Select and copy out every line in the records containing "Açucares".

SUPPLIED MATERIAL

==*==

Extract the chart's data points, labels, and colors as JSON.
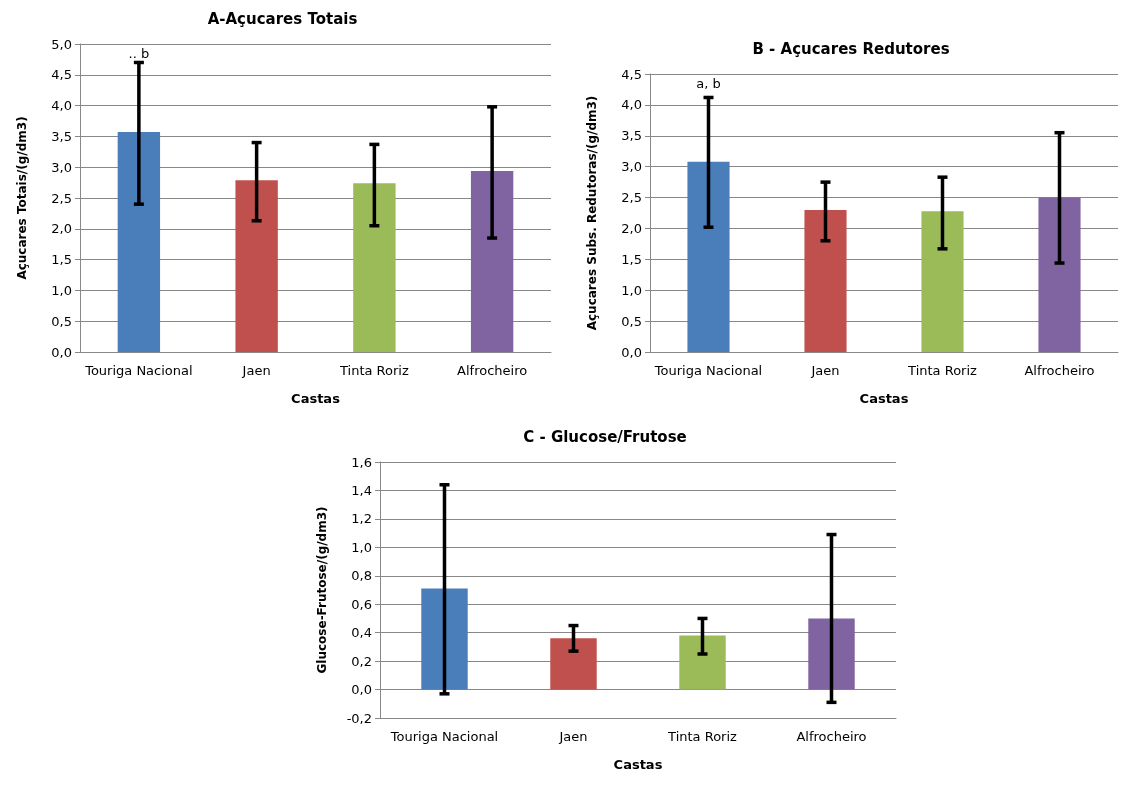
{
  "chart_data": [
    {
      "type": "bar",
      "title": "A-Açucares Totais",
      "xlabel": "Castas",
      "ylabel": "Açucares Totais/(g/dm3)",
      "categories": [
        "Touriga Nacional",
        "Jaen",
        "Tinta Roriz",
        "Alfrocheiro"
      ],
      "values": [
        3.57,
        2.79,
        2.74,
        2.94
      ],
      "colors": [
        "#4a7ebb",
        "#c0504d",
        "#9bbb59",
        "#8064a2"
      ],
      "errors": [
        [
          2.4,
          4.7
        ],
        [
          2.13,
          3.4
        ],
        [
          2.05,
          3.37
        ],
        [
          1.85,
          3.98
        ]
      ],
      "ylim": [
        0,
        5
      ],
      "yticks": [
        {
          "value": 0,
          "label": "0,0"
        },
        {
          "value": 0.5,
          "label": "0,5"
        },
        {
          "value": 1,
          "label": "1,0"
        },
        {
          "value": 1.5,
          "label": "1,5"
        },
        {
          "value": 2,
          "label": "2,0"
        },
        {
          "value": 2.5,
          "label": "2,5"
        },
        {
          "value": 3,
          "label": "3,0"
        },
        {
          "value": 3.5,
          "label": "3,5"
        },
        {
          "value": 4,
          "label": "4,0"
        },
        {
          "value": 4.5,
          "label": "4,5"
        },
        {
          "value": 5,
          "label": "5,0"
        }
      ],
      "grid": "y",
      "annotations": [
        ".. b"
      ]
    },
    {
      "type": "bar",
      "title": "B - Açucares Redutores",
      "xlabel": "Castas",
      "ylabel": "Açucares Subs. Redutoras/(g/dm3)",
      "categories": [
        "Touriga Nacional",
        "Jaen",
        "Tinta Roriz",
        "Alfrocheiro"
      ],
      "values": [
        3.08,
        2.3,
        2.28,
        2.5
      ],
      "colors": [
        "#4a7ebb",
        "#c0504d",
        "#9bbb59",
        "#8064a2"
      ],
      "errors": [
        [
          2.02,
          4.12
        ],
        [
          1.8,
          2.75
        ],
        [
          1.67,
          2.83
        ],
        [
          1.44,
          3.55
        ]
      ],
      "ylim": [
        0,
        4.5
      ],
      "yticks": [
        {
          "value": 0,
          "label": "0,0"
        },
        {
          "value": 0.5,
          "label": "0,5"
        },
        {
          "value": 1,
          "label": "1,0"
        },
        {
          "value": 1.5,
          "label": "1,5"
        },
        {
          "value": 2,
          "label": "2,0"
        },
        {
          "value": 2.5,
          "label": "2,5"
        },
        {
          "value": 3,
          "label": "3,0"
        },
        {
          "value": 3.5,
          "label": "3,5"
        },
        {
          "value": 4,
          "label": "4,0"
        },
        {
          "value": 4.5,
          "label": "4,5"
        }
      ],
      "grid": "y",
      "annotations": [
        "a, b"
      ]
    },
    {
      "type": "bar",
      "title": "C - Glucose/Frutose",
      "xlabel": "Castas",
      "ylabel": "Glucose-Frutose/(g/dm3)",
      "categories": [
        "Touriga Nacional",
        "Jaen",
        "Tinta Roriz",
        "Alfrocheiro"
      ],
      "values": [
        0.71,
        0.36,
        0.38,
        0.5
      ],
      "colors": [
        "#4a7ebb",
        "#c0504d",
        "#9bbb59",
        "#8064a2"
      ],
      "errors": [
        [
          -0.03,
          1.44
        ],
        [
          0.27,
          0.45
        ],
        [
          0.25,
          0.5
        ],
        [
          -0.09,
          1.09
        ]
      ],
      "ylim": [
        -0.2,
        1.6
      ],
      "yticks": [
        {
          "value": -0.2,
          "label": "-0,2"
        },
        {
          "value": 0,
          "label": "0,0"
        },
        {
          "value": 0.2,
          "label": "0,2"
        },
        {
          "value": 0.4,
          "label": "0,4"
        },
        {
          "value": 0.6,
          "label": "0,6"
        },
        {
          "value": 0.8,
          "label": "0,8"
        },
        {
          "value": 1,
          "label": "1,0"
        },
        {
          "value": 1.2,
          "label": "1,2"
        },
        {
          "value": 1.4,
          "label": "1,4"
        },
        {
          "value": 1.6,
          "label": "1,6"
        }
      ],
      "grid": "y"
    }
  ]
}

==*==

RESULT
      "title": "A-Açucares Totais",
      "ylabel": "Açucares Totais/(g/dm3)",
      "title": "B - Açucares Redutores",
      "ylabel": "Açucares Subs. Redutoras/(g/dm3)",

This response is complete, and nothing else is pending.